Task prompt = Determine how many lines in these records hold "name". Only the number is wanted.

— Start of Data to process —

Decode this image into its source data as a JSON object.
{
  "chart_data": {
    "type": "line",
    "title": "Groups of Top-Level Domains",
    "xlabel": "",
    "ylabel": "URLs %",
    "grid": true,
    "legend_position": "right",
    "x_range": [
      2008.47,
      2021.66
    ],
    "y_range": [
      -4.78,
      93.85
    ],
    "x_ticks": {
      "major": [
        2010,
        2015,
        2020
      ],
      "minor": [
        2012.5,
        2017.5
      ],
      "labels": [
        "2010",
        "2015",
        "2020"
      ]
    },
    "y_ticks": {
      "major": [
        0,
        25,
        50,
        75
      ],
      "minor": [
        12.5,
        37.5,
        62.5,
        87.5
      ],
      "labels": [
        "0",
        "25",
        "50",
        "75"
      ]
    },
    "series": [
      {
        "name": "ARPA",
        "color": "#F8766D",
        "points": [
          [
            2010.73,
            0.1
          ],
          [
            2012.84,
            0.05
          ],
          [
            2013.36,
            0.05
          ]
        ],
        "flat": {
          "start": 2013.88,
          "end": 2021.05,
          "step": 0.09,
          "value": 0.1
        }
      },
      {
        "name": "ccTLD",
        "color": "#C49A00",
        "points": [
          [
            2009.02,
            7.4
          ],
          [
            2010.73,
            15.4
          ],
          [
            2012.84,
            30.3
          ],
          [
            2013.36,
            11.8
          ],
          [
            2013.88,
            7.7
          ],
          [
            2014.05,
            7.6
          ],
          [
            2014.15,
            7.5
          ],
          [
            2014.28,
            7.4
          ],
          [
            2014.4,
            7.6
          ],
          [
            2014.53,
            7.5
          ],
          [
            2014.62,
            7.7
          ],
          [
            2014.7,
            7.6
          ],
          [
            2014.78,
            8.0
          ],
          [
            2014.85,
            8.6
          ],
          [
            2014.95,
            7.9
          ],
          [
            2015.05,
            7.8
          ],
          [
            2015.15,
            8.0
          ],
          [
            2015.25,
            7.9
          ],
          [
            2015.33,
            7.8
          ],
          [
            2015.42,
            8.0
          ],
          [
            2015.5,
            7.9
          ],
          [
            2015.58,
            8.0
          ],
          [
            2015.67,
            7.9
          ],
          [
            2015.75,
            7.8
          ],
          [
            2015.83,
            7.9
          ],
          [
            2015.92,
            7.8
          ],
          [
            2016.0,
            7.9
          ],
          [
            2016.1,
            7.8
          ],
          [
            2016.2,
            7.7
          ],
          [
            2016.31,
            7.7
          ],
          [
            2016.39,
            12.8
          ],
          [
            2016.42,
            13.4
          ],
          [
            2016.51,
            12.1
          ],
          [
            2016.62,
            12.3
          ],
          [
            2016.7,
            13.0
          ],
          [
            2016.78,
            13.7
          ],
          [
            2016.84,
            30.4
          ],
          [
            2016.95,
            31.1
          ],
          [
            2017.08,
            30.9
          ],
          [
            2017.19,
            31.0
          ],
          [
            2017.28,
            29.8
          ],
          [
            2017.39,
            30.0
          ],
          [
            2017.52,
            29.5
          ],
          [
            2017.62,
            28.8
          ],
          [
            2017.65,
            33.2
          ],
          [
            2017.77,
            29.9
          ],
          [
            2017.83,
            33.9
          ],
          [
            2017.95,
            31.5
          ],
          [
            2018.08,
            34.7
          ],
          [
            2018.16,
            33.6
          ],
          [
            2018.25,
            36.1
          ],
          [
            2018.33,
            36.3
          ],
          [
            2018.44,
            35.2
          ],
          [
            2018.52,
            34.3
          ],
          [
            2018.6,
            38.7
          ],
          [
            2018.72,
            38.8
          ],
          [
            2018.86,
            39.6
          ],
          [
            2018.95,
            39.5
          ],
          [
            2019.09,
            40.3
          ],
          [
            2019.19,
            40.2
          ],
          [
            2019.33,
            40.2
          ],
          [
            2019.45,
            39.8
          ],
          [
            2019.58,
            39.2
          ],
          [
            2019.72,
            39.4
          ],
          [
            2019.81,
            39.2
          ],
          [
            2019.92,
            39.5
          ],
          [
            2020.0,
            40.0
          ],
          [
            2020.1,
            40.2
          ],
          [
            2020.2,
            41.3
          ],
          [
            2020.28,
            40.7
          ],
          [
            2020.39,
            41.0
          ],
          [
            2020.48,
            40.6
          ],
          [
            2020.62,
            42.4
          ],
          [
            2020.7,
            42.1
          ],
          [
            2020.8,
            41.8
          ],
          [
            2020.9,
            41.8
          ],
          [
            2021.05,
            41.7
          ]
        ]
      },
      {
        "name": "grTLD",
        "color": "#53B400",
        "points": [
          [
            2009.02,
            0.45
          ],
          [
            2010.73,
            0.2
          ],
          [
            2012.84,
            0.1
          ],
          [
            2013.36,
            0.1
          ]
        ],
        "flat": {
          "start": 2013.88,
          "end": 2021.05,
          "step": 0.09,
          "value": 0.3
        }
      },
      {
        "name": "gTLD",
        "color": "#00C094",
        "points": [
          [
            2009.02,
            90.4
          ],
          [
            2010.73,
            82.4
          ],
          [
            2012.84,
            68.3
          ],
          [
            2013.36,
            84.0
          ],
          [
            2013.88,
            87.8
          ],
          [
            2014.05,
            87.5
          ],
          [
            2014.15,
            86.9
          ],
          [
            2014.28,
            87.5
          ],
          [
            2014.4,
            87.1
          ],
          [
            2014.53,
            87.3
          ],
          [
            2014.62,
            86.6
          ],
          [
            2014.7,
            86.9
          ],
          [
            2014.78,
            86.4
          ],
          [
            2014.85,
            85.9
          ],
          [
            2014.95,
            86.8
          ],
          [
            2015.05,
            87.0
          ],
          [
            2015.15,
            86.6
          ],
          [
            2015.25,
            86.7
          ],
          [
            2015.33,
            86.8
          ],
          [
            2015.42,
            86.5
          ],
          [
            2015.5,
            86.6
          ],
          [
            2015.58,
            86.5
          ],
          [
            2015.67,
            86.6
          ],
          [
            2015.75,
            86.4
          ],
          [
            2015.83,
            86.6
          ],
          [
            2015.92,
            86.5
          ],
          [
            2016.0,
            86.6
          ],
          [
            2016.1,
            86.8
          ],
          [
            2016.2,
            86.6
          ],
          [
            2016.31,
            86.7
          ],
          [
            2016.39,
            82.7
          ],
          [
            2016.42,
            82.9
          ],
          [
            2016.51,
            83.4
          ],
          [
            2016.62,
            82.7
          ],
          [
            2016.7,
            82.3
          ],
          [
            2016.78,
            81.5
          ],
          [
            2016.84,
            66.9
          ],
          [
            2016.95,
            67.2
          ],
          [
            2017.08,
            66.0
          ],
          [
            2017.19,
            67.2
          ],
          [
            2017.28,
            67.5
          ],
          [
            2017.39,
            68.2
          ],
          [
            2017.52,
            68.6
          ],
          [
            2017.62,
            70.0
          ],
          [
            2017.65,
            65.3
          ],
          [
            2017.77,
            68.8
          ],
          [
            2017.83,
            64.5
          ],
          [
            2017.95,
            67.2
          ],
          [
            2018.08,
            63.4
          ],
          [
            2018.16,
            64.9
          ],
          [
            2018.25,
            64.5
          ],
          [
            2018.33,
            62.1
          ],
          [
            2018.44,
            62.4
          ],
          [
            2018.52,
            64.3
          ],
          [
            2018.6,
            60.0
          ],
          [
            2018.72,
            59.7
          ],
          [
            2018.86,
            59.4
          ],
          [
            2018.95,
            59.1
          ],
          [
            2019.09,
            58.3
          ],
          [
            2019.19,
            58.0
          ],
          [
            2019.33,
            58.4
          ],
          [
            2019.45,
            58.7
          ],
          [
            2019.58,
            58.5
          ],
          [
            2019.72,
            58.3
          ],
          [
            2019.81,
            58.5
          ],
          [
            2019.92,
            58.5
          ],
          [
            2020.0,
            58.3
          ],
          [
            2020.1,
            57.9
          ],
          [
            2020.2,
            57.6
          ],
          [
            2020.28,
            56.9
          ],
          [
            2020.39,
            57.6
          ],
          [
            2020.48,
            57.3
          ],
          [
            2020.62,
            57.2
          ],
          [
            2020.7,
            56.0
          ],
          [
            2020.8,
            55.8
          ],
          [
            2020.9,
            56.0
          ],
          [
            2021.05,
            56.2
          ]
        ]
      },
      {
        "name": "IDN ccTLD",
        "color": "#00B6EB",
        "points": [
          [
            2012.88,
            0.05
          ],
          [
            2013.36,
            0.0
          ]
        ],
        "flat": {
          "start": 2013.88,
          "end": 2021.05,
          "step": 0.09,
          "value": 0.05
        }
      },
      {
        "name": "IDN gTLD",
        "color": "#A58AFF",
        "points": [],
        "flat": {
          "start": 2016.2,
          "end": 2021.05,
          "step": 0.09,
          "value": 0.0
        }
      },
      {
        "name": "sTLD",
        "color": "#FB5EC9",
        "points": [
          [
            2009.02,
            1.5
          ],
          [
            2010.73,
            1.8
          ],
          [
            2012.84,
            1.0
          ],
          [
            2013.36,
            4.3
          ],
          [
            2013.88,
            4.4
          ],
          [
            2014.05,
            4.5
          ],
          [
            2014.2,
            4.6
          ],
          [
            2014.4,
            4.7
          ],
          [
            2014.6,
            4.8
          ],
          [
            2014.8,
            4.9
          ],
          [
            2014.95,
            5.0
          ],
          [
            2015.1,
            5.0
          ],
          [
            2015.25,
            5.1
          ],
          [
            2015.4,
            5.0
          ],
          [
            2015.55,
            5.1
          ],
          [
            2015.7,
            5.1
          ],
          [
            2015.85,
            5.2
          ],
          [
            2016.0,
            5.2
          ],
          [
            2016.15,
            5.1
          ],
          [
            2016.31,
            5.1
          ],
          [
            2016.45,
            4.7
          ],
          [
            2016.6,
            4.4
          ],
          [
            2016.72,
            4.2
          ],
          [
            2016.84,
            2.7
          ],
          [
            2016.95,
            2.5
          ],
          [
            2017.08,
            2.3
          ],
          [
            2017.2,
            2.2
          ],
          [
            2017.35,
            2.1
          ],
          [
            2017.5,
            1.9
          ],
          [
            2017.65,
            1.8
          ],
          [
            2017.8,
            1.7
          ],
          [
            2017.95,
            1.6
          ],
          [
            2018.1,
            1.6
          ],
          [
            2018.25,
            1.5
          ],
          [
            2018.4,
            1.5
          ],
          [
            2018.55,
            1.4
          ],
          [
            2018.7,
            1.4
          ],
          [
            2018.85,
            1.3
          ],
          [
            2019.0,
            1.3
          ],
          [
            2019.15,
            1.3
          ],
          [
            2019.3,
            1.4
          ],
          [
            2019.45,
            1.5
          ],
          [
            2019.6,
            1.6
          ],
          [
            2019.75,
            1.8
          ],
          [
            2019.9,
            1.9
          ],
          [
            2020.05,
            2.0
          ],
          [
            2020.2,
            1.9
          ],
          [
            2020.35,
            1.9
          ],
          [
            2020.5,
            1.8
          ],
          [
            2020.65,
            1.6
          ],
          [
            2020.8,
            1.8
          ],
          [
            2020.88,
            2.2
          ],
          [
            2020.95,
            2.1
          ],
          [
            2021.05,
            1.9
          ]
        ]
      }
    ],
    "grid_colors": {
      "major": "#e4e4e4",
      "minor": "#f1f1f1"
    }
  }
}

— End of Data to process —

Solution to the problem = 7